_Directions:_ Report, as a bare number, how many lines of the material below contain the word "label".

_Provided entries:_
○ ○ ○

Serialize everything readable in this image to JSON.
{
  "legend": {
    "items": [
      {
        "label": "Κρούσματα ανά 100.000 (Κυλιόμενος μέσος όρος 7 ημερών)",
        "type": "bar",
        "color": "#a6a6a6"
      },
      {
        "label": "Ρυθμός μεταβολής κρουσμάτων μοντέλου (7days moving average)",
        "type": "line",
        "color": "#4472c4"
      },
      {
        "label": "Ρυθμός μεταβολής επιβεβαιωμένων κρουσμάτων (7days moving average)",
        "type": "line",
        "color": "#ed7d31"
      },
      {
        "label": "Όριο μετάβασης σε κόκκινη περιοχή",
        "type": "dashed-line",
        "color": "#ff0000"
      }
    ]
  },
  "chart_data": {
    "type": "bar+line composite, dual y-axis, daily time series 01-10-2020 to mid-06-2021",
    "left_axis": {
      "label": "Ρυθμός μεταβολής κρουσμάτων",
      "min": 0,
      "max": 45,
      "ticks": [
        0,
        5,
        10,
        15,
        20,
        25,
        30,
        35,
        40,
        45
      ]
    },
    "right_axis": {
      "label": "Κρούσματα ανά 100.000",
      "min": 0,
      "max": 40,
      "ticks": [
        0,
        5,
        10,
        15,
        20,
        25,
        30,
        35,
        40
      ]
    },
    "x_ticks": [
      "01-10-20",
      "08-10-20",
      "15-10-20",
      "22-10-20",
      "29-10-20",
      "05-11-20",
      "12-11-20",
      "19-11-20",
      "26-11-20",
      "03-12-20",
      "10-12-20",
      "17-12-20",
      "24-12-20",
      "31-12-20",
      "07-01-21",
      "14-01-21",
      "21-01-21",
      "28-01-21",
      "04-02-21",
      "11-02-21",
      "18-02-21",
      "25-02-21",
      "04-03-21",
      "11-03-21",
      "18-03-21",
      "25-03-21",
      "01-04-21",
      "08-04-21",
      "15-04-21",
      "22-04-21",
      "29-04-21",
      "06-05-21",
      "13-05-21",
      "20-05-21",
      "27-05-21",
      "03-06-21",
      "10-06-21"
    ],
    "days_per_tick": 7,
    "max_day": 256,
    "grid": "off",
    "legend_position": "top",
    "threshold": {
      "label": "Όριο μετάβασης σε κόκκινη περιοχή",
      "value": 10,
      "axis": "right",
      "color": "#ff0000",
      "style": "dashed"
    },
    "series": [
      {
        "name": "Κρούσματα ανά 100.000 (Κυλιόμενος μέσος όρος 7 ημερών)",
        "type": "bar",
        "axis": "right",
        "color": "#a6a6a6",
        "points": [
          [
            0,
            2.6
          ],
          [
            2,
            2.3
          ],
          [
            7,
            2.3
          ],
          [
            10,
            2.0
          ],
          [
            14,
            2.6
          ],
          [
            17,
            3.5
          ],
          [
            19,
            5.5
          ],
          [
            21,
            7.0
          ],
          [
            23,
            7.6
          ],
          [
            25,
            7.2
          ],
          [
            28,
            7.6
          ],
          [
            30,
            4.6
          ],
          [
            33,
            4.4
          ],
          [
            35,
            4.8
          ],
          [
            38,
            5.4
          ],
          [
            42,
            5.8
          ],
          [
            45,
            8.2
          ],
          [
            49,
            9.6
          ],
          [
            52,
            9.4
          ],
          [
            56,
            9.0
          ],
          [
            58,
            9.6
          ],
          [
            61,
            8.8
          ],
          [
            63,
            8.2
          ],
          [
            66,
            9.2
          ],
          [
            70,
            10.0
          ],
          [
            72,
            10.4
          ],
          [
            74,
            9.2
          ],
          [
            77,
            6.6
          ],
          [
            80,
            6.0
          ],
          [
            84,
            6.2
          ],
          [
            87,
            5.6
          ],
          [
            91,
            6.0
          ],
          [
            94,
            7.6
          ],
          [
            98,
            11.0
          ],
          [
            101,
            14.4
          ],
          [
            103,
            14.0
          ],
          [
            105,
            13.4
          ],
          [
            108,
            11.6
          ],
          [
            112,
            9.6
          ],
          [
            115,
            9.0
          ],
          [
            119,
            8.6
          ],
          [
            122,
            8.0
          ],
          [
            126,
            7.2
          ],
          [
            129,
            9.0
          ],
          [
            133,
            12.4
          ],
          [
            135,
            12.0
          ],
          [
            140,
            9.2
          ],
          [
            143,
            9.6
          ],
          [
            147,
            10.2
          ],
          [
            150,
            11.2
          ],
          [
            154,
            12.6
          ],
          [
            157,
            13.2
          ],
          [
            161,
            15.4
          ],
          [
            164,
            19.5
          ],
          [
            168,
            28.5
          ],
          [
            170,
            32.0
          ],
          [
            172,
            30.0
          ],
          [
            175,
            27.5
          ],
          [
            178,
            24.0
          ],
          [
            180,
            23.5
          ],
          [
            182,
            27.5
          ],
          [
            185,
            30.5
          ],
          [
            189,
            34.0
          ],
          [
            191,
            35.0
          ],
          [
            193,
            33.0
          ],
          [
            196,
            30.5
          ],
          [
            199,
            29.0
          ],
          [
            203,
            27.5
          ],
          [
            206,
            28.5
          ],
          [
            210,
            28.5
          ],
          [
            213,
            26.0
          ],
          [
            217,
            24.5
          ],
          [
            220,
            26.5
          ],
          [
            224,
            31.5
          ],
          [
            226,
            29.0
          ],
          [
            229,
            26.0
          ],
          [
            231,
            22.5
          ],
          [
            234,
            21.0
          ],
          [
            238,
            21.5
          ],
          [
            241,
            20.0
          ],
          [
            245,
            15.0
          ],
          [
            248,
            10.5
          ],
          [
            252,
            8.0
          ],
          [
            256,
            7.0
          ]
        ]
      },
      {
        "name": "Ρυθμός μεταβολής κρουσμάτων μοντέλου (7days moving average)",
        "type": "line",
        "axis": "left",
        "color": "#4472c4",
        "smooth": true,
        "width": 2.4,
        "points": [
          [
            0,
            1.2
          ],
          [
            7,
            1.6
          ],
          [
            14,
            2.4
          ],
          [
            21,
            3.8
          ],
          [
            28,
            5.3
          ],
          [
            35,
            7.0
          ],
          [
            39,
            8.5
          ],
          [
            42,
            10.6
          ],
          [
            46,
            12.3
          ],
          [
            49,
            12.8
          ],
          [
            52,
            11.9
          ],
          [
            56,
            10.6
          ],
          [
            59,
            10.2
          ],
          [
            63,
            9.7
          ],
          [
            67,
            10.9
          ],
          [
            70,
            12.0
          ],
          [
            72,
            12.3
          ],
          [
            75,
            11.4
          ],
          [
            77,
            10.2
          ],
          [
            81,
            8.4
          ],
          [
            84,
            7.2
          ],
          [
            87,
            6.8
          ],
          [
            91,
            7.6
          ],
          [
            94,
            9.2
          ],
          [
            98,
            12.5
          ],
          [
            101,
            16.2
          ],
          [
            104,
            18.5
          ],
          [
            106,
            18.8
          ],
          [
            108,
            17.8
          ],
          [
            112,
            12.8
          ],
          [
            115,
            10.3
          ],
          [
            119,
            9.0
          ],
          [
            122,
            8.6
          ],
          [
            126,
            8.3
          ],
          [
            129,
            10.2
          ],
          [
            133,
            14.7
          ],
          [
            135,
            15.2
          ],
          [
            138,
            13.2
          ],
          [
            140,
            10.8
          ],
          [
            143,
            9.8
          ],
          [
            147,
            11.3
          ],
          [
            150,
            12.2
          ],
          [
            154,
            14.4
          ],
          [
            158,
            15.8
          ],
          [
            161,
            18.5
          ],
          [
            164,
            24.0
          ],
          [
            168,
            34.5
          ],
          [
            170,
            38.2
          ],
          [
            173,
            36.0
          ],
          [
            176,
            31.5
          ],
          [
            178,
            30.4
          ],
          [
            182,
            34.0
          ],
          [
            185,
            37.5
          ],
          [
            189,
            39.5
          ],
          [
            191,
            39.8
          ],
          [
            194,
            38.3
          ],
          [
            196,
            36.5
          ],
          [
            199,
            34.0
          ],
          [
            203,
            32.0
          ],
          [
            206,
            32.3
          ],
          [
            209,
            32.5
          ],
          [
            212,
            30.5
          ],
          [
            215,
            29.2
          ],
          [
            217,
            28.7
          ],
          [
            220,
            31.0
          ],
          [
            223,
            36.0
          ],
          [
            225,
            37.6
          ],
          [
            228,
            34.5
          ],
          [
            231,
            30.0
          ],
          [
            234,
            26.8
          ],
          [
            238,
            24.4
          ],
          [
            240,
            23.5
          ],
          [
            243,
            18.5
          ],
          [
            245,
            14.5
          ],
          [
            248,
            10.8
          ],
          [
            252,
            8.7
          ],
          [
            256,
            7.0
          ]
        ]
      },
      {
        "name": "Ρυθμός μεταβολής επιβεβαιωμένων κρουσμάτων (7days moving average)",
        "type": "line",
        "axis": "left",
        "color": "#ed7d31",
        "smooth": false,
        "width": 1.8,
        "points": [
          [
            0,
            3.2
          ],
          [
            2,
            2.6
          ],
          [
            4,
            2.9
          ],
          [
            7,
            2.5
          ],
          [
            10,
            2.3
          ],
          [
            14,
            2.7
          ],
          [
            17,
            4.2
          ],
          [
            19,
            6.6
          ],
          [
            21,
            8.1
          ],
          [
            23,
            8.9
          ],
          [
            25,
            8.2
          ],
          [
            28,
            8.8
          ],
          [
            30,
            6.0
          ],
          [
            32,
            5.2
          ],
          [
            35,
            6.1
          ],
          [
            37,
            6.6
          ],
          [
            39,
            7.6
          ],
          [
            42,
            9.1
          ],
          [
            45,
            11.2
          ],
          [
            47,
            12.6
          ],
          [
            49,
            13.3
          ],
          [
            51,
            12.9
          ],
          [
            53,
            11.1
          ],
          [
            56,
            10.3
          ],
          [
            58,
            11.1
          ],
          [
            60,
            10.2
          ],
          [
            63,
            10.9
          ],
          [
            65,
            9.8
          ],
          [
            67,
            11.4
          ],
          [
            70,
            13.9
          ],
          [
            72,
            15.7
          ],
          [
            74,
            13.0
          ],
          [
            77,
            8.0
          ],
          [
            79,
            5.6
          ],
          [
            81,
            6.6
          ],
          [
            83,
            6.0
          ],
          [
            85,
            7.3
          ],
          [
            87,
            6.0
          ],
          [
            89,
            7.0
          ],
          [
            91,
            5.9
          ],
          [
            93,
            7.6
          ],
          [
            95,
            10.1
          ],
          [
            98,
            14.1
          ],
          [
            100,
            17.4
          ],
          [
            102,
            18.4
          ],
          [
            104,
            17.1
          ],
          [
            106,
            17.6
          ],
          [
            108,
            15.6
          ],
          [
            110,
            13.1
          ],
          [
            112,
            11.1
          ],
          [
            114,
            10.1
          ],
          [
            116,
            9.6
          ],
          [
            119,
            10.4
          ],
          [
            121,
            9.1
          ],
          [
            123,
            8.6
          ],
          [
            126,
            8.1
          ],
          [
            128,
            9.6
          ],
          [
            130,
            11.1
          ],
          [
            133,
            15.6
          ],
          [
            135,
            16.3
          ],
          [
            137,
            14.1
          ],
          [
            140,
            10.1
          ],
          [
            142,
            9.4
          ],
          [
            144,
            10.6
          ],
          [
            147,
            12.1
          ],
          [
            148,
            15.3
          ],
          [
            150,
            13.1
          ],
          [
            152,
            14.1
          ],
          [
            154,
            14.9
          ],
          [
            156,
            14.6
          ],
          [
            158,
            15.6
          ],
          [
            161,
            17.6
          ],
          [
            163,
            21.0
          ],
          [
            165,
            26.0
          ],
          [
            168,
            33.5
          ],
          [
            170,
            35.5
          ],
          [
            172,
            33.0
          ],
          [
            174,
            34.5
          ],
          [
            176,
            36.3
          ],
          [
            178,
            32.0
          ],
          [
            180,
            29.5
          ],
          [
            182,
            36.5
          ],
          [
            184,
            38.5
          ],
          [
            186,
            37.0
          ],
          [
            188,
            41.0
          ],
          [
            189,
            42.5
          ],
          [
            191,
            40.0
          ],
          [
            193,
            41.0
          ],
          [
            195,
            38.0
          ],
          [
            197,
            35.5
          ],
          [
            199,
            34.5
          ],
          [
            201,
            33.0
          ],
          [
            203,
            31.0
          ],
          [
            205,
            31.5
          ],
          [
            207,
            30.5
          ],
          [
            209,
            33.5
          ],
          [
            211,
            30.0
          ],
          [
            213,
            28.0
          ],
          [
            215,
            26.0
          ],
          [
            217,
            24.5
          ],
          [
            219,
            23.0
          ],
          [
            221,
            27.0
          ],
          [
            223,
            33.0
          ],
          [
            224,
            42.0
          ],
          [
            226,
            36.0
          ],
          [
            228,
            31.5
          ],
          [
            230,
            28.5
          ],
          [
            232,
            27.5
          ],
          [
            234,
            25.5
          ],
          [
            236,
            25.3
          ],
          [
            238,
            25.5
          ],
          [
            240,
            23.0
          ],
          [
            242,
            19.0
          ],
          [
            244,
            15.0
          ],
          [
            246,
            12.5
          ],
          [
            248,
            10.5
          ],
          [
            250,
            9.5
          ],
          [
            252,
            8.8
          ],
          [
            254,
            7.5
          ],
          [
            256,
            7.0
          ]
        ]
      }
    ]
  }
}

○ ○ ○

_Answer for the task:_ 7